# MATERIAL FOR THIS TASK start
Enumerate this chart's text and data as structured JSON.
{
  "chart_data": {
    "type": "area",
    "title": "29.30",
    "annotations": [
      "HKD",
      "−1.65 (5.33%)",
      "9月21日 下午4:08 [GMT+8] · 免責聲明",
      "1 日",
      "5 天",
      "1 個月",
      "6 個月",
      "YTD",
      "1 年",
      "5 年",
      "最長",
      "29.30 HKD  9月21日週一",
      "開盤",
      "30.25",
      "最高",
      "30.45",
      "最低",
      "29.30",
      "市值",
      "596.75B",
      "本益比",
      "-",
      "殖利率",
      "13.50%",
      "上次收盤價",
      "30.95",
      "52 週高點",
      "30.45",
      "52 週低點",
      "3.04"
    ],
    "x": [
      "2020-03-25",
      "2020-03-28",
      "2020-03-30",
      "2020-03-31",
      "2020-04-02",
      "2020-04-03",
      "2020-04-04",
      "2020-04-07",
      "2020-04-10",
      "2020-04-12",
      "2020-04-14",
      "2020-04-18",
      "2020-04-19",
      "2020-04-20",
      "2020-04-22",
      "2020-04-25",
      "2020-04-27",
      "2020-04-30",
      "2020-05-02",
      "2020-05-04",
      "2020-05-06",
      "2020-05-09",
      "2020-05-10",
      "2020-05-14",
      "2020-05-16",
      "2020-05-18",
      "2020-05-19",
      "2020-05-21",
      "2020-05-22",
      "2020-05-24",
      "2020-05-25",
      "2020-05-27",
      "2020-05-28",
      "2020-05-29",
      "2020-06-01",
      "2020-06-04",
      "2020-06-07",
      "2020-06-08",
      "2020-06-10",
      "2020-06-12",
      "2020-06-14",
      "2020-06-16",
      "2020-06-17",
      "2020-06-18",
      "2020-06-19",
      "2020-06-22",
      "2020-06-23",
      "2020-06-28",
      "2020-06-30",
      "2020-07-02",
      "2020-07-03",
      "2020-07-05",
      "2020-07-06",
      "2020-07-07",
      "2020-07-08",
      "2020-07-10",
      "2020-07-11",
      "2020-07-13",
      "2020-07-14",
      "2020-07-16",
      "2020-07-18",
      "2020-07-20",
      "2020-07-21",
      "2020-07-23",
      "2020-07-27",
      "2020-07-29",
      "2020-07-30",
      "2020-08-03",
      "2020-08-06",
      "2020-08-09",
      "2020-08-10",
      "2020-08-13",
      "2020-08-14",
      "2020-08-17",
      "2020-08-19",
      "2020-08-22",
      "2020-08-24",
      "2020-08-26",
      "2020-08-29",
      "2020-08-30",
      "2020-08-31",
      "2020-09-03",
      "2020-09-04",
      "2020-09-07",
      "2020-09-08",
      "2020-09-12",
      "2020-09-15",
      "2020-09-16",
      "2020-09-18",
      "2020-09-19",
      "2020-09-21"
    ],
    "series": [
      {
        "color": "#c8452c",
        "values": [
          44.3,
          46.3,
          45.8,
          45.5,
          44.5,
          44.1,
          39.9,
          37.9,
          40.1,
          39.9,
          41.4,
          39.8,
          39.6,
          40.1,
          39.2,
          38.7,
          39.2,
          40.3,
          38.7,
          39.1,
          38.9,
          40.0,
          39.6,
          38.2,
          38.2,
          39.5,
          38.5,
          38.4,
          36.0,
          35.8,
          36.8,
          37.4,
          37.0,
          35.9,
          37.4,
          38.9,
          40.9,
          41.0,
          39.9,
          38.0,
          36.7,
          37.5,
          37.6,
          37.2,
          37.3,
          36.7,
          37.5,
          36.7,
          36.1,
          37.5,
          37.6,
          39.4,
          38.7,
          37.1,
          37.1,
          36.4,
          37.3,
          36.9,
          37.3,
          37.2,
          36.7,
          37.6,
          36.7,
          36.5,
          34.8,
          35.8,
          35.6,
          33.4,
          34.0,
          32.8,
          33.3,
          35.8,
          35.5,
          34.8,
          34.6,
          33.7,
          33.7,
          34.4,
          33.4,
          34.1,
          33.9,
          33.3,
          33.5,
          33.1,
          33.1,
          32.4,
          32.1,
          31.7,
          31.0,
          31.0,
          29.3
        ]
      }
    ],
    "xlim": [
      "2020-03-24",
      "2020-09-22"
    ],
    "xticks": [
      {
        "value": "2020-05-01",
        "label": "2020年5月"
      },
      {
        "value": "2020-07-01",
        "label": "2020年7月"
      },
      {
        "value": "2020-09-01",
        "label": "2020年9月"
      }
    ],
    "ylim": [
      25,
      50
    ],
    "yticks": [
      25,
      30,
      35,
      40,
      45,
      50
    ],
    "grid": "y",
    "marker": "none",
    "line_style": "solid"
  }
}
# MATERIAL FOR THIS TASK end
--- THE REQUEST ---
Where a line of the records above holds the word "label", copy that line.

--- RESULT ---
        "label": "2020年5月"
        "label": "2020年7月"
        "label": "2020年9月"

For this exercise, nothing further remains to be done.